§ **To do**
Write out each record again exactly as it stands.

# start of Information shown

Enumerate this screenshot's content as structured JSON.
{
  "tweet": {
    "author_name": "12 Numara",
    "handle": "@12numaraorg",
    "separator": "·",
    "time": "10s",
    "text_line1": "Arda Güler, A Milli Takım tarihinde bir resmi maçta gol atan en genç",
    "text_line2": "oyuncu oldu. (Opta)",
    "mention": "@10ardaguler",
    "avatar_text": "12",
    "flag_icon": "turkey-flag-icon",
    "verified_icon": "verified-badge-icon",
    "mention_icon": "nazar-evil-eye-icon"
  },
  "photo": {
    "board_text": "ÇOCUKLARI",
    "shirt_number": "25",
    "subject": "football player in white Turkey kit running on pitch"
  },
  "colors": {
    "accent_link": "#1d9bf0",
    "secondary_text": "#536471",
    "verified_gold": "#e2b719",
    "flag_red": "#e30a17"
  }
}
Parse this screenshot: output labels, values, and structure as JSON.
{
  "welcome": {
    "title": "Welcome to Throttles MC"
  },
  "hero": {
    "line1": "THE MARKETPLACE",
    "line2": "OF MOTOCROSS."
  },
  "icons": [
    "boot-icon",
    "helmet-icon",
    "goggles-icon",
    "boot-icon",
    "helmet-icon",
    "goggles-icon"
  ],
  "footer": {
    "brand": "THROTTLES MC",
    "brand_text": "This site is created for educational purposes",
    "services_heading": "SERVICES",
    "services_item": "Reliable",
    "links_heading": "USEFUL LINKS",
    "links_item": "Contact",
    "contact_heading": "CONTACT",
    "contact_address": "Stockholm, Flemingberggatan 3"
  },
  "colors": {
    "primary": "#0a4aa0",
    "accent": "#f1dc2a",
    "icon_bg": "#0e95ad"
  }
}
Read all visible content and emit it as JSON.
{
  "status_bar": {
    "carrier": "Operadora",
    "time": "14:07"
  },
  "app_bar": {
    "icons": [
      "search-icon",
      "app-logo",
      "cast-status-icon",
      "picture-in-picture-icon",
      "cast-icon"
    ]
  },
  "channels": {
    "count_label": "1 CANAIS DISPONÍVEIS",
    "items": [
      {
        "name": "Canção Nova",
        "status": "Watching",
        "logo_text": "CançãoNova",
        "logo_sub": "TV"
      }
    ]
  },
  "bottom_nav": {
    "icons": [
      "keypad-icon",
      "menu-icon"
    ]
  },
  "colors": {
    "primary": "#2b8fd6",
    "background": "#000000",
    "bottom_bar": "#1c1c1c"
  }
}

# end of Information shown

§ **Answer**
Enumerate this screenshot's content as structured JSON.
{
  "tweet": {
    "author_name": "12 Numara",
    "handle": "@12numaraorg",
    "separator": "·",
    "time": "10s",
    "text_line1": "Arda Güler, A Milli Takım tarihinde bir resmi maçta gol atan en genç",
    "text_line2": "oyuncu oldu. (Opta)",
    "mention": "@10ardaguler",
    "avatar_text": "12",
    "flag_icon": "turkey-flag-icon",
    "verified_icon": "verified-badge-icon",
    "mention_icon": "nazar-evil-eye-icon"
  },
  "photo": {
    "board_text": "ÇOCUKLARI",
    "shirt_number": "25",
    "subject": "football player in white Turkey kit running on pitch"
  },
  "colors": {
    "accent_link": "#1d9bf0",
    "secondary_text": "#536471",
    "verified_gold": "#e2b719",
    "flag_red": "#e30a17"
  }
}
Parse this screenshot: output labels, values, and structure as JSON.
{
  "welcome": {
    "title": "Welcome to Throttles MC"
  },
  "hero": {
    "line1": "THE MARKETPLACE",
    "line2": "OF MOTOCROSS."
  },
  "icons": [
    "boot-icon",
    "helmet-icon",
    "goggles-icon",
    "boot-icon",
    "helmet-icon",
    "goggles-icon"
  ],
  "footer": {
    "brand": "THROTTLES MC",
    "brand_text": "This site is created for educational purposes",
    "services_heading": "SERVICES",
    "services_item": "Reliable",
    "links_heading": "USEFUL LINKS",
    "links_item": "Contact",
    "contact_heading": "CONTACT",
    "contact_address": "Stockholm, Flemingberggatan 3"
  },
  "colors": {
    "primary": "#0a4aa0",
    "accent": "#f1dc2a",
    "icon_bg": "#0e95ad"
  }
}
Read all visible content and emit it as JSON.
{
  "status_bar": {
    "carrier": "Operadora",
    "time": "14:07"
  },
  "app_bar": {
    "icons": [
      "search-icon",
      "app-logo",
      "cast-status-icon",
      "picture-in-picture-icon",
      "cast-icon"
    ]
  },
  "channels": {
    "count_label": "1 CANAIS DISPONÍVEIS",
    "items": [
      {
        "name": "Canção Nova",
        "status": "Watching",
        "logo_text": "CançãoNova",
        "logo_sub": "TV"
      }
    ]
  },
  "bottom_nav": {
    "icons": [
      "keypad-icon",
      "menu-icon"
    ]
  },
  "colors": {
    "primary": "#2b8fd6",
    "background": "#000000",
    "bottom_bar": "#1c1c1c"
  }
}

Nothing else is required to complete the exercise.